# EXERCISE INPUTS
_ _ _ _ _ _ _
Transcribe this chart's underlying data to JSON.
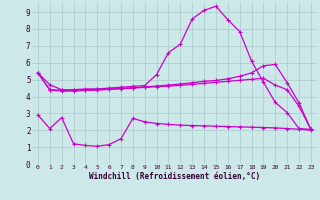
{
  "bg_color": "#cde8e8",
  "line_color": "#cc00cc",
  "grid_color": "#aacccc",
  "xlabel": "Windchill (Refroidissement éolien,°C)",
  "xlabel_color": "#330033",
  "yticks": [
    0,
    1,
    2,
    3,
    4,
    5,
    6,
    7,
    8,
    9
  ],
  "xticks": [
    0,
    1,
    2,
    3,
    4,
    5,
    6,
    7,
    8,
    9,
    10,
    11,
    12,
    13,
    14,
    15,
    16,
    17,
    18,
    19,
    20,
    21,
    22,
    23
  ],
  "xlim": [
    -0.5,
    23.5
  ],
  "ylim": [
    0,
    9.6
  ],
  "line1_x": [
    0,
    1,
    2,
    3,
    4,
    5,
    6,
    7,
    8,
    9,
    10,
    11,
    12,
    13,
    14,
    15,
    16,
    17,
    18,
    19,
    20,
    21,
    22,
    23
  ],
  "line1_y": [
    5.4,
    4.7,
    4.4,
    4.4,
    4.45,
    4.45,
    4.5,
    4.55,
    4.6,
    4.65,
    5.3,
    6.6,
    7.1,
    8.6,
    9.1,
    9.35,
    8.55,
    7.85,
    6.1,
    4.85,
    3.65,
    3.05,
    2.1,
    2.05
  ],
  "line2_x": [
    0,
    1,
    2,
    3,
    4,
    5,
    6,
    7,
    8,
    9,
    10,
    11,
    12,
    13,
    14,
    15,
    16,
    17,
    18,
    19,
    20,
    21,
    22,
    23
  ],
  "line2_y": [
    5.4,
    4.4,
    4.38,
    4.38,
    4.4,
    4.42,
    4.44,
    4.48,
    4.52,
    4.56,
    4.62,
    4.68,
    4.74,
    4.82,
    4.9,
    4.95,
    5.05,
    5.2,
    5.4,
    5.82,
    5.9,
    4.82,
    3.62,
    2.05
  ],
  "line3_x": [
    0,
    1,
    2,
    3,
    4,
    5,
    6,
    7,
    8,
    9,
    10,
    11,
    12,
    13,
    14,
    15,
    16,
    17,
    18,
    19,
    20,
    21,
    22,
    23
  ],
  "line3_y": [
    5.4,
    4.38,
    4.32,
    4.32,
    4.36,
    4.38,
    4.42,
    4.46,
    4.5,
    4.54,
    4.58,
    4.62,
    4.66,
    4.72,
    4.78,
    4.84,
    4.9,
    4.96,
    5.02,
    5.08,
    4.68,
    4.4,
    3.42,
    2.05
  ],
  "line4_x": [
    0,
    1,
    2,
    3,
    4,
    5,
    6,
    7,
    8,
    9,
    10,
    11,
    12,
    13,
    14,
    15,
    16,
    17,
    18,
    19,
    20,
    21,
    22,
    23
  ],
  "line4_y": [
    2.9,
    2.1,
    2.75,
    1.2,
    1.1,
    1.05,
    1.15,
    1.5,
    2.7,
    2.5,
    2.4,
    2.35,
    2.3,
    2.28,
    2.26,
    2.24,
    2.22,
    2.2,
    2.18,
    2.16,
    2.14,
    2.1,
    2.06,
    2.0
  ]
}
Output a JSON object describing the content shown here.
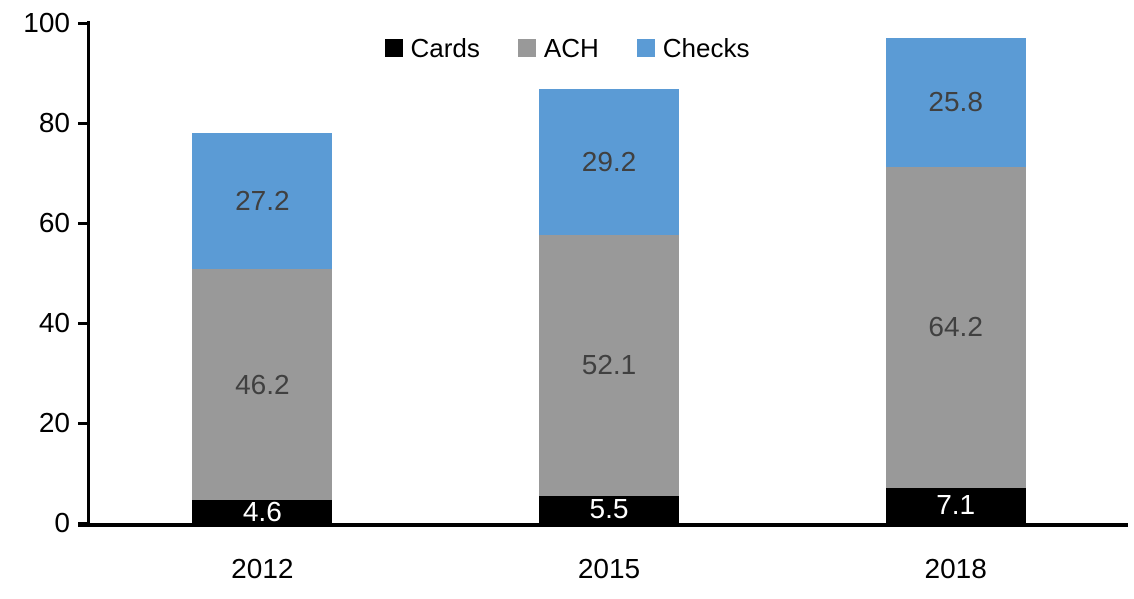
{
  "chart_data": {
    "type": "bar",
    "stacked": true,
    "title": "",
    "xlabel": "",
    "ylabel": "",
    "grid": false,
    "categories": [
      "2012",
      "2015",
      "2018"
    ],
    "series": [
      {
        "name": "Cards",
        "color": "#000000",
        "label_color": "#ffffff",
        "values": [
          4.6,
          5.5,
          7.1
        ]
      },
      {
        "name": "ACH",
        "color": "#999999",
        "label_color": "#404040",
        "values": [
          46.2,
          52.1,
          64.2
        ]
      },
      {
        "name": "Checks",
        "color": "#5b9bd5",
        "label_color": "#404040",
        "values": [
          27.2,
          29.2,
          25.8
        ]
      }
    ],
    "y_axis": {
      "min": 0,
      "max": 100,
      "tick_interval": 20,
      "ticks": [
        0,
        20,
        40,
        60,
        80,
        100
      ]
    },
    "legend": {
      "position": "top-center",
      "items": [
        "Cards",
        "ACH",
        "Checks"
      ]
    },
    "axis_color": "#000000",
    "background_color": "#ffffff"
  }
}
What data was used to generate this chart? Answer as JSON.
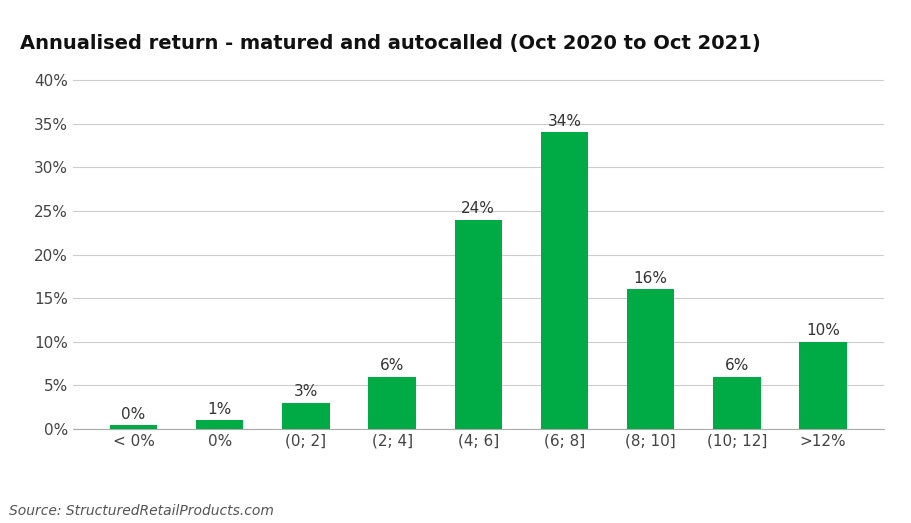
{
  "title": "Annualised return - matured and autocalled (Oct 2020 to Oct 2021)",
  "categories": [
    "< 0%",
    "0%",
    "(0; 2]",
    "(2; 4]",
    "(4; 6]",
    "(6; 8]",
    "(8; 10]",
    "(10; 12]",
    ">12%"
  ],
  "values": [
    0.4,
    1.0,
    3.0,
    6.0,
    24.0,
    34.0,
    16.0,
    6.0,
    10.0
  ],
  "labels": [
    "0%",
    "1%",
    "3%",
    "6%",
    "24%",
    "34%",
    "16%",
    "6%",
    "10%"
  ],
  "bar_color": "#00AA44",
  "background_color": "#FFFFFF",
  "grid_color": "#CCCCCC",
  "title_fontsize": 14,
  "tick_fontsize": 11,
  "label_fontsize": 11,
  "source_text": "Source: StructuredRetailProducts.com",
  "ylim": [
    0,
    42
  ],
  "yticks": [
    0,
    5,
    10,
    15,
    20,
    25,
    30,
    35,
    40
  ],
  "ytick_labels": [
    "0%",
    "5%",
    "10%",
    "15%",
    "20%",
    "25%",
    "30%",
    "35%",
    "40%"
  ]
}
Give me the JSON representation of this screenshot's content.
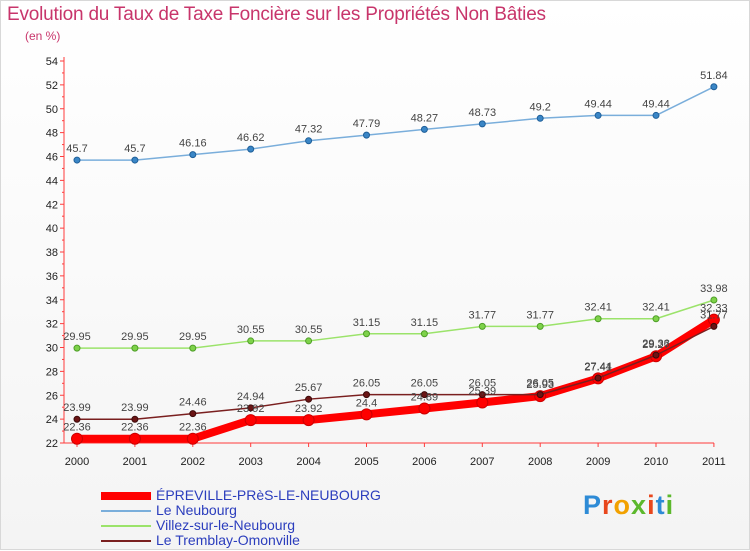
_ _ _ _ _ _ _
# STATED TASK
Pick out every line holding the string "this" and return it.

# TASK SOLUTION
Transcribe this chart's underlying data to JSON.
What data was used to generate this chart? Answer as JSON.
Give me the JSON representation of this screenshot's content.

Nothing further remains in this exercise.